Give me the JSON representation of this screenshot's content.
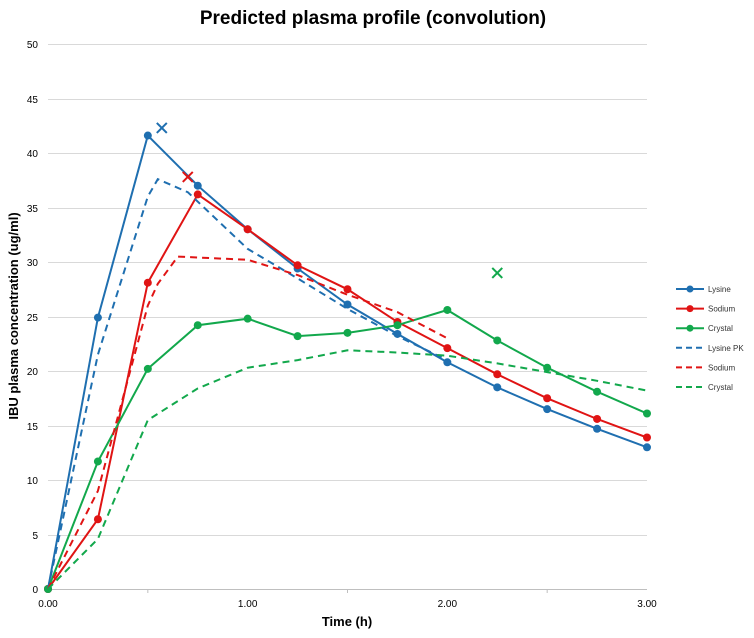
{
  "chart_data": {
    "type": "line",
    "title": "Predicted plasma profile (convolution)",
    "xlabel": "Time (h)",
    "ylabel": "IBU plasma concentration (ug/ml)",
    "xlim": [
      0,
      3
    ],
    "ylim": [
      0,
      50
    ],
    "x_ticks": [
      "0.00",
      "1.00",
      "2.00",
      "3.00"
    ],
    "y_ticks": [
      "0",
      "5",
      "10",
      "15",
      "20",
      "25",
      "30",
      "35",
      "40",
      "45",
      "50"
    ],
    "grid": true,
    "legend_position": "right",
    "series": [
      {
        "name": "Lysine",
        "color": "#1f6fb0",
        "style": "solid",
        "marker": "circle",
        "x": [
          0,
          0.25,
          0.5,
          0.75,
          1.0,
          1.25,
          1.5,
          1.75,
          2.0,
          2.25,
          2.5,
          2.75,
          3.0
        ],
        "y": [
          0,
          24.9,
          41.6,
          37.0,
          33.0,
          29.4,
          26.1,
          23.4,
          20.8,
          18.5,
          16.5,
          14.7,
          13.0
        ]
      },
      {
        "name": "Sodium",
        "color": "#e01414",
        "style": "solid",
        "marker": "circle",
        "x": [
          0,
          0.25,
          0.5,
          0.75,
          1.0,
          1.25,
          1.5,
          1.75,
          2.0,
          2.25,
          2.5,
          2.75,
          3.0
        ],
        "y": [
          0,
          6.4,
          28.1,
          36.2,
          33.0,
          29.7,
          27.5,
          24.5,
          22.1,
          19.7,
          17.5,
          15.6,
          13.9
        ]
      },
      {
        "name": "Crystal",
        "color": "#12a84c",
        "style": "solid",
        "marker": "circle",
        "x": [
          0,
          0.25,
          0.5,
          0.75,
          1.0,
          1.25,
          1.5,
          1.75,
          2.0,
          2.25,
          2.5,
          2.75,
          3.0
        ],
        "y": [
          0,
          11.7,
          20.2,
          24.2,
          24.8,
          23.2,
          23.5,
          24.2,
          25.6,
          22.8,
          20.3,
          18.1,
          16.1
        ]
      },
      {
        "name": "Lysine PK",
        "color": "#1f6fb0",
        "style": "dashed",
        "marker": "none",
        "x": [
          0,
          0.25,
          0.5,
          0.55,
          0.7,
          1.0,
          1.25,
          1.5,
          1.75,
          2.0
        ],
        "y": [
          0,
          21.5,
          36.0,
          37.6,
          36.4,
          31.2,
          28.5,
          25.7,
          23.2,
          21.0
        ]
      },
      {
        "name": "Sodium",
        "color": "#e01414",
        "style": "dashed",
        "marker": "none",
        "x": [
          0,
          0.25,
          0.5,
          0.55,
          0.65,
          1.0,
          1.25,
          1.5,
          1.75,
          2.0
        ],
        "y": [
          0,
          9.0,
          26.0,
          28.0,
          30.5,
          30.2,
          28.8,
          27.0,
          25.4,
          23.0
        ]
      },
      {
        "name": "Crystal",
        "color": "#12a84c",
        "style": "dashed",
        "marker": "none",
        "x": [
          0,
          0.25,
          0.5,
          0.75,
          1.0,
          1.25,
          1.5,
          1.75,
          2.0,
          2.25,
          2.5,
          2.75,
          3.0
        ],
        "y": [
          0,
          4.6,
          15.5,
          18.4,
          20.3,
          21.0,
          21.9,
          21.7,
          21.4,
          20.7,
          19.9,
          19.1,
          18.2
        ]
      }
    ],
    "markers_x": [
      {
        "color": "#1f6fb0",
        "x": 0.57,
        "y": 42.3
      },
      {
        "color": "#e01414",
        "x": 0.7,
        "y": 37.8
      },
      {
        "color": "#12a84c",
        "x": 2.25,
        "y": 29.0
      }
    ]
  }
}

- [Exercise description]: From the listing above, copy every line that holds the string "plasma".

- [Exercise answer]:
    "title": "Predicted plasma profile (convolution)",
    "ylabel": "IBU plasma concentration (ug/ml)",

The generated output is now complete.